Goal
Work out how many lines of the material below mention the word "Products"; reply with the number only.

Task inputs
------------------------------

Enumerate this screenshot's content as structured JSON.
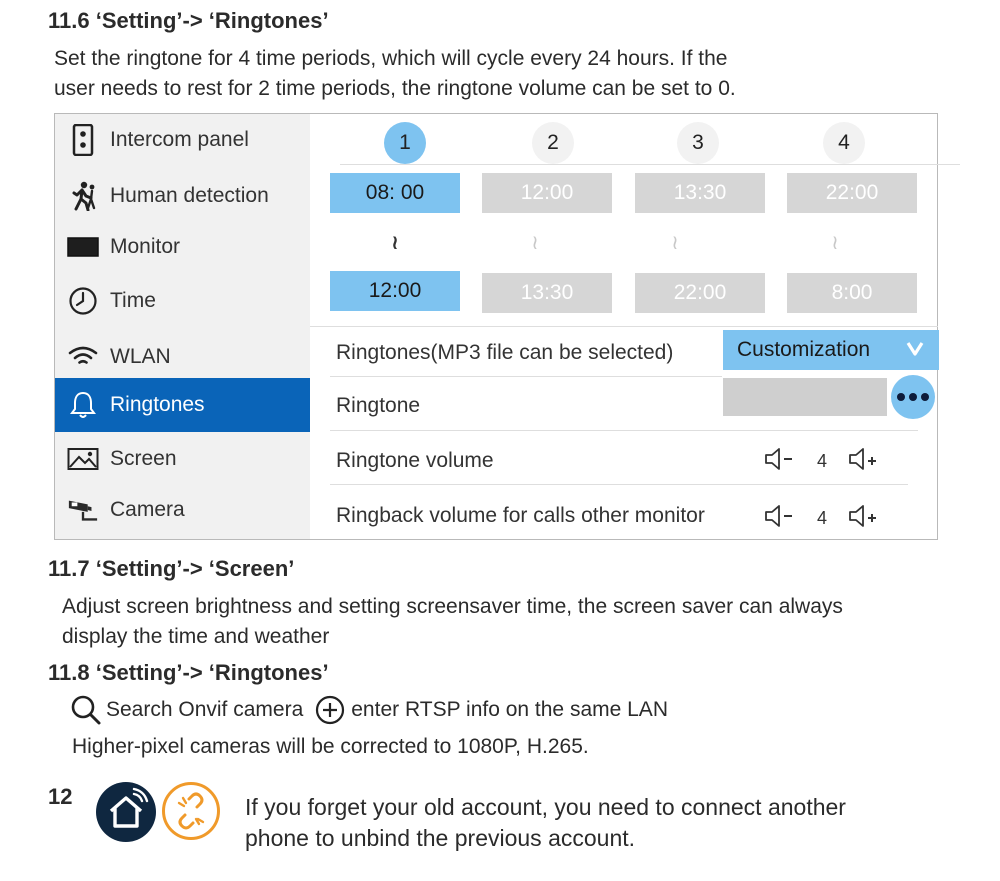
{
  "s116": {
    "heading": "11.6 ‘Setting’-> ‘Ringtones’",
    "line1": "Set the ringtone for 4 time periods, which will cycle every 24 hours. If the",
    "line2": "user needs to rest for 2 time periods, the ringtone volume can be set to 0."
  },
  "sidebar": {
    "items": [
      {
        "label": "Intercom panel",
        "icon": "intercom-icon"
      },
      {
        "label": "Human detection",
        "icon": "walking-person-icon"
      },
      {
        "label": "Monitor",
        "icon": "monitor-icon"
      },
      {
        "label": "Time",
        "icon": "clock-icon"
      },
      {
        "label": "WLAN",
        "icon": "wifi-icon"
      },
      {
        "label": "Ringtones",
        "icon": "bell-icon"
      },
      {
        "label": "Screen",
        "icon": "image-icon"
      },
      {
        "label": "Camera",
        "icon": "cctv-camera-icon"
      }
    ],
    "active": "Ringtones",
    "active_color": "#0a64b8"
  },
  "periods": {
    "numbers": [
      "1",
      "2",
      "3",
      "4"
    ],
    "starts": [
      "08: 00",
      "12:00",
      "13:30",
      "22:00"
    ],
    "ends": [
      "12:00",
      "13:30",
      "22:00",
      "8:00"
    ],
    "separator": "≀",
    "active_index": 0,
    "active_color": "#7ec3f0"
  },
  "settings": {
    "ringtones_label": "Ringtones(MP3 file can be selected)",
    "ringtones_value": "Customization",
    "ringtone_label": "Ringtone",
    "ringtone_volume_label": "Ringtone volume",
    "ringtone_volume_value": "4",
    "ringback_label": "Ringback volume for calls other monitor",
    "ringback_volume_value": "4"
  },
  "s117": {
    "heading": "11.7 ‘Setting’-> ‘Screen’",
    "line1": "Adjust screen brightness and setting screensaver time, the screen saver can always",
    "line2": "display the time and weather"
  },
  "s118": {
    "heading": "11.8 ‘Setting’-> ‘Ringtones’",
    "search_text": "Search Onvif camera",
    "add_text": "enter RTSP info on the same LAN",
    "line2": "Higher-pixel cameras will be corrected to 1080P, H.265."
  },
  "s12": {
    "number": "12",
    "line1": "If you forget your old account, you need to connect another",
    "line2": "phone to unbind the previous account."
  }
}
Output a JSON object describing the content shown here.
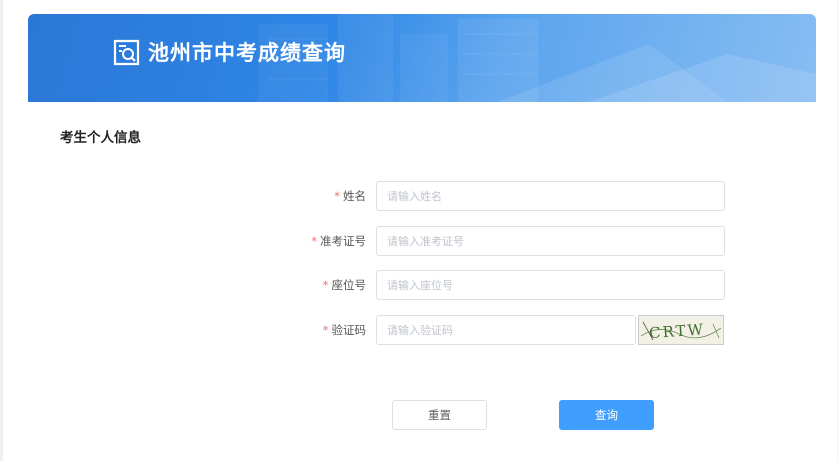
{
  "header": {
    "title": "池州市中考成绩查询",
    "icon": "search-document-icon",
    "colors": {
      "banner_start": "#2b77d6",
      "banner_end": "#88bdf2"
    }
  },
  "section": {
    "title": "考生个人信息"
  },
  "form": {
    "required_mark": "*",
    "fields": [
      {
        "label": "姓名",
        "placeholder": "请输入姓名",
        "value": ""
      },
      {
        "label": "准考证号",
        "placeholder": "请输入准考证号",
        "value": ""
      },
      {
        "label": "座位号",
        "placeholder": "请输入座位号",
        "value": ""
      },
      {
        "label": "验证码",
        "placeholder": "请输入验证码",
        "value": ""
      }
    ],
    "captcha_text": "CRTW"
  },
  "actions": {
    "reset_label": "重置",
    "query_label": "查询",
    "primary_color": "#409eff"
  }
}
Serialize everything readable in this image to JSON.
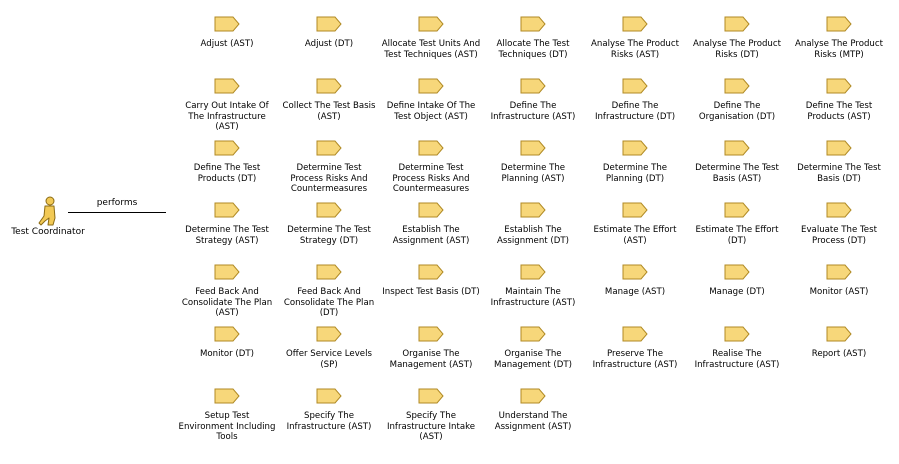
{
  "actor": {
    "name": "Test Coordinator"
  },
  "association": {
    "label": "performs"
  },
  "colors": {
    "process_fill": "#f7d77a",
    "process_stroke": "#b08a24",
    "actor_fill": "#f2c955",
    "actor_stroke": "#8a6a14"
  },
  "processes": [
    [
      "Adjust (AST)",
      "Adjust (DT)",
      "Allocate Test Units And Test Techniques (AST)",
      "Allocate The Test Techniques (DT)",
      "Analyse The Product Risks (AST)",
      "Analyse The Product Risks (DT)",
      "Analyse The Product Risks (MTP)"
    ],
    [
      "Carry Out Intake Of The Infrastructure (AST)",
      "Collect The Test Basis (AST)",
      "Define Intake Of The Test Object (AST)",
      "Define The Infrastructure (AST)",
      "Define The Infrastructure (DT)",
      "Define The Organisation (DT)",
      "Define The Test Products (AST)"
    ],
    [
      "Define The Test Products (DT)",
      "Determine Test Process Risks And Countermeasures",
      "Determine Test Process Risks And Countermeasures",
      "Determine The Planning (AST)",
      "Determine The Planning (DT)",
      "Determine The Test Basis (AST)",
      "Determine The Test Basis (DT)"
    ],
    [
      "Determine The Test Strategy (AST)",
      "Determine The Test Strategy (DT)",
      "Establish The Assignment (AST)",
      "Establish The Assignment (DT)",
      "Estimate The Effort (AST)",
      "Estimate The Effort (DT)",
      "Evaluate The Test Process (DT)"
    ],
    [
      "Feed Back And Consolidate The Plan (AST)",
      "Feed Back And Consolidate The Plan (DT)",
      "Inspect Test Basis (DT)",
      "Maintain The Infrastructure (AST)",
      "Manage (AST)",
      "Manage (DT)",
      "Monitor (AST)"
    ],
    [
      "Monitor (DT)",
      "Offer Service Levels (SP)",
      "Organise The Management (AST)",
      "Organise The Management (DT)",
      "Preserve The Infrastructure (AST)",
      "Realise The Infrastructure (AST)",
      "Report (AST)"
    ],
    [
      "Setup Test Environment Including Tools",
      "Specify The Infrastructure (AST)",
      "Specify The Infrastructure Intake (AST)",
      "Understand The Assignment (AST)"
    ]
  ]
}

------------------------------

Solved exercise
2